- **WHAT IS NEEDED**
Note how many lines hold "Jahresabschluss" and report that number by itself.

- **INPUT DATA**
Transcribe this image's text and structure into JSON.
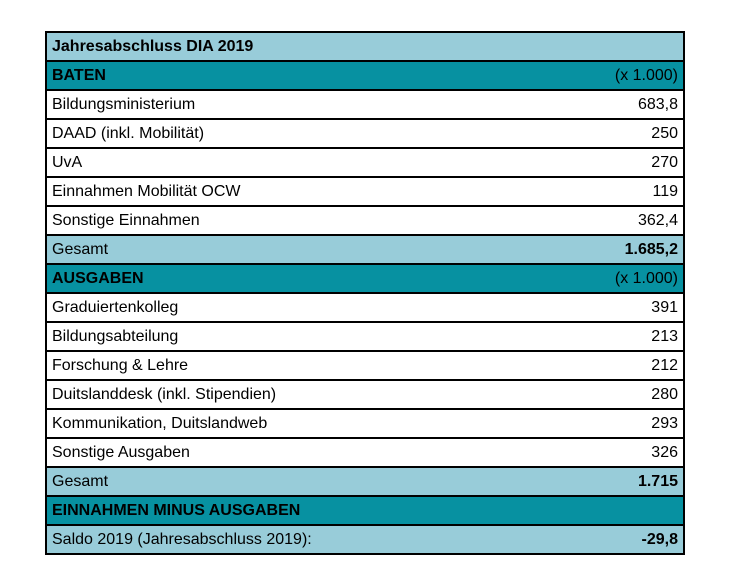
{
  "table": {
    "title": "Jahresabschluss DIA 2019",
    "unit_note": "(x 1.000)",
    "colors": {
      "teal": "#0791A1",
      "light_blue": "#98CCD9",
      "border": "#000000",
      "text": "#000000",
      "background": "#FFFFFF"
    },
    "rows": [
      {
        "label": "Jahresabschluss DIA 2019",
        "value": ""
      },
      {
        "label": "BATEN",
        "value": "(x 1.000)"
      },
      {
        "label": "Bildungsministerium",
        "value": "683,8"
      },
      {
        "label": "DAAD (inkl. Mobilität)",
        "value": "250"
      },
      {
        "label": "UvA",
        "value": "270"
      },
      {
        "label": "Einnahmen Mobilität OCW",
        "value": "119"
      },
      {
        "label": "Sonstige Einnahmen",
        "value": "362,4"
      },
      {
        "label": "Gesamt",
        "value": "1.685,2"
      },
      {
        "label": "AUSGABEN",
        "value": "(x 1.000)"
      },
      {
        "label": "Graduiertenkolleg",
        "value": "391"
      },
      {
        "label": "Bildungsabteilung",
        "value": "213"
      },
      {
        "label": "Forschung & Lehre",
        "value": "212"
      },
      {
        "label": "Duitslanddesk (inkl. Stipendien)",
        "value": "280"
      },
      {
        "label": "Kommunikation, Duitslandweb",
        "value": "293"
      },
      {
        "label": "Sonstige Ausgaben",
        "value": "326"
      },
      {
        "label": "Gesamt",
        "value": "1.715"
      },
      {
        "label": "EINNAHMEN MINUS AUSGABEN",
        "value": ""
      },
      {
        "label": "Saldo 2019 (Jahresabschluss 2019):",
        "value": "-29,8"
      }
    ]
  }
}
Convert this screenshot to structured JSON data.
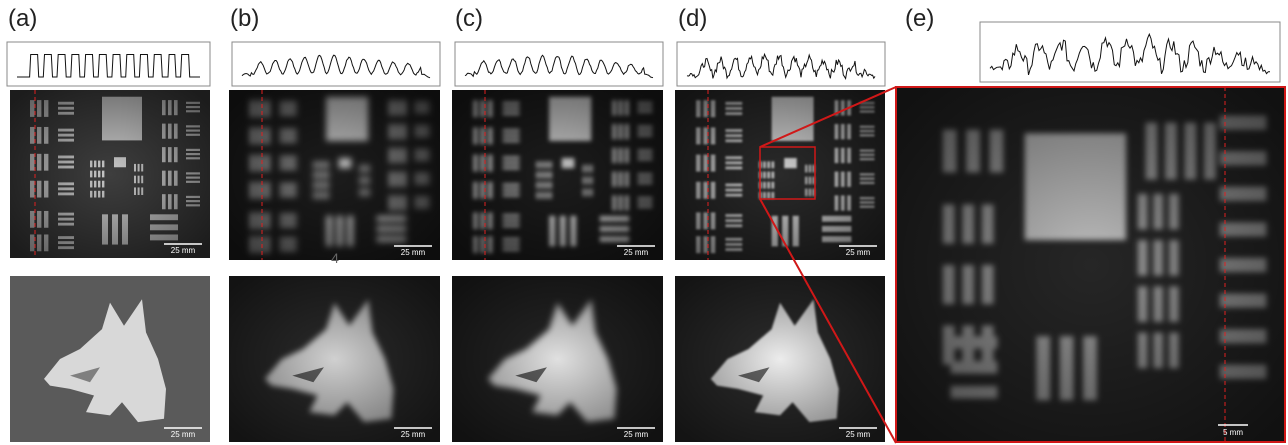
{
  "panels": [
    {
      "label": "(a)",
      "scale_bars": [
        "25 mm",
        "25 mm"
      ]
    },
    {
      "label": "(b)",
      "scale_bars": [
        "25 mm",
        "25 mm"
      ]
    },
    {
      "label": "(c)",
      "scale_bars": [
        "25 mm",
        "25 mm"
      ]
    },
    {
      "label": "(d)",
      "scale_bars": [
        "25 mm",
        "25 mm"
      ]
    },
    {
      "label": "(e)",
      "scale_bars": [
        "5 mm"
      ]
    }
  ],
  "stray_text": "4"
}
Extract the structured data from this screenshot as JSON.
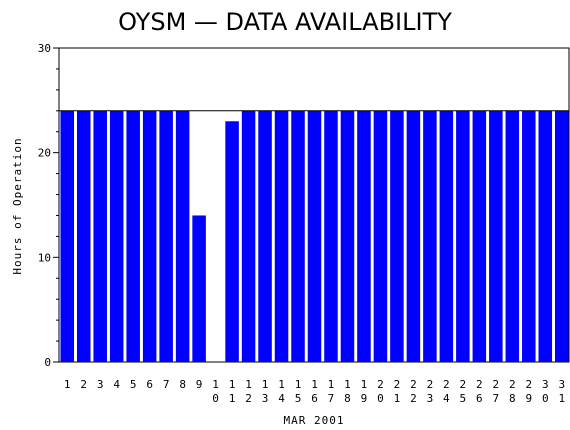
{
  "chart_data": {
    "type": "bar",
    "title": "OYSM — DATA AVAILABILITY",
    "xlabel": "MAR 2001",
    "ylabel": "Hours of Operation",
    "categories": [
      "1",
      "2",
      "3",
      "4",
      "5",
      "6",
      "7",
      "8",
      "9",
      "10",
      "11",
      "12",
      "13",
      "14",
      "15",
      "16",
      "17",
      "18",
      "19",
      "20",
      "21",
      "22",
      "23",
      "24",
      "25",
      "26",
      "27",
      "28",
      "29",
      "30",
      "31"
    ],
    "values": [
      24,
      24,
      24,
      24,
      24,
      24,
      24,
      24,
      14,
      0,
      23,
      24,
      24,
      24,
      24,
      24,
      24,
      24,
      24,
      24,
      24,
      24,
      24,
      24,
      24,
      24,
      24,
      24,
      24,
      24,
      24
    ],
    "ylim": [
      0,
      30
    ],
    "yticks": [
      0,
      10,
      20,
      30
    ],
    "grid": false,
    "bar_color": "#0000ff"
  }
}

- **SOLUTION TO THE EXERCISE**
3